(Records for this task):
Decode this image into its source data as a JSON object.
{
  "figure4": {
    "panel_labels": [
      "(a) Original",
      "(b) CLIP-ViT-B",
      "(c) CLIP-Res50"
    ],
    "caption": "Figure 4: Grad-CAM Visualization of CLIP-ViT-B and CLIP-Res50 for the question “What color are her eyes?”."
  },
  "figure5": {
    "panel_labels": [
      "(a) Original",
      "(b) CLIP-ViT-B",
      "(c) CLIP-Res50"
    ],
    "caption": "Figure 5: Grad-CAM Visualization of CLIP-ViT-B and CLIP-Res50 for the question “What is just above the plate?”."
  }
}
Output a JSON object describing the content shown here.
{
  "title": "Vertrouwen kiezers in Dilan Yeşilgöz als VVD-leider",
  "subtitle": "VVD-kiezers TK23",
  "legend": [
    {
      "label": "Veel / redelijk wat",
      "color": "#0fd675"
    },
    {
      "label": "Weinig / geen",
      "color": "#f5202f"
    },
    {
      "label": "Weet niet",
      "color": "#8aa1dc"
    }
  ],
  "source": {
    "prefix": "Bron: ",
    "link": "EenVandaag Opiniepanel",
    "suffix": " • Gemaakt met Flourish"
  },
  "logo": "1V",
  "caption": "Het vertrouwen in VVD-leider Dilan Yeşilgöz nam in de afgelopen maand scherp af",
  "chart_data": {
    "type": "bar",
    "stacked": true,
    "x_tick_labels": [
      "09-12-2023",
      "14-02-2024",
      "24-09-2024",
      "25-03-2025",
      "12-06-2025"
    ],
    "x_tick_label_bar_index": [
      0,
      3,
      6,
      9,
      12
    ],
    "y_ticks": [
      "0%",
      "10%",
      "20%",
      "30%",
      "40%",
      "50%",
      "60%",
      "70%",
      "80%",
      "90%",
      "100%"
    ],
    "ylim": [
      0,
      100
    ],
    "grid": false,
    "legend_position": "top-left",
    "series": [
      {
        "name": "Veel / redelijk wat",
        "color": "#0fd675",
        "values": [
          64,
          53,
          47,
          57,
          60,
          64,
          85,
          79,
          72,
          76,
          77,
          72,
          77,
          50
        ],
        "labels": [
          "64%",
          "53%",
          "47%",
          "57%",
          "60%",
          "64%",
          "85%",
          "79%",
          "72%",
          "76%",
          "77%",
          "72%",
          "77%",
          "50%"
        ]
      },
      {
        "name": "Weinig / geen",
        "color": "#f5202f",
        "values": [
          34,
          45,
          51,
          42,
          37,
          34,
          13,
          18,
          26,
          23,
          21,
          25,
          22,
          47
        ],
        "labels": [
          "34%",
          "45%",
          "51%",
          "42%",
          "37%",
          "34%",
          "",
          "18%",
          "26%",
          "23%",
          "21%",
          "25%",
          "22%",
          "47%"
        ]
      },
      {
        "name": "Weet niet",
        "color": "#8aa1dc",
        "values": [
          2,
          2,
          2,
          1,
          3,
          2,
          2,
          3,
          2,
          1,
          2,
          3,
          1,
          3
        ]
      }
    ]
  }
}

(What is being asked): From the listing above, copy every line that includes the word "source".

(Reply to the exercise):
Decode this image into its source data as a JSON object.
  "source": {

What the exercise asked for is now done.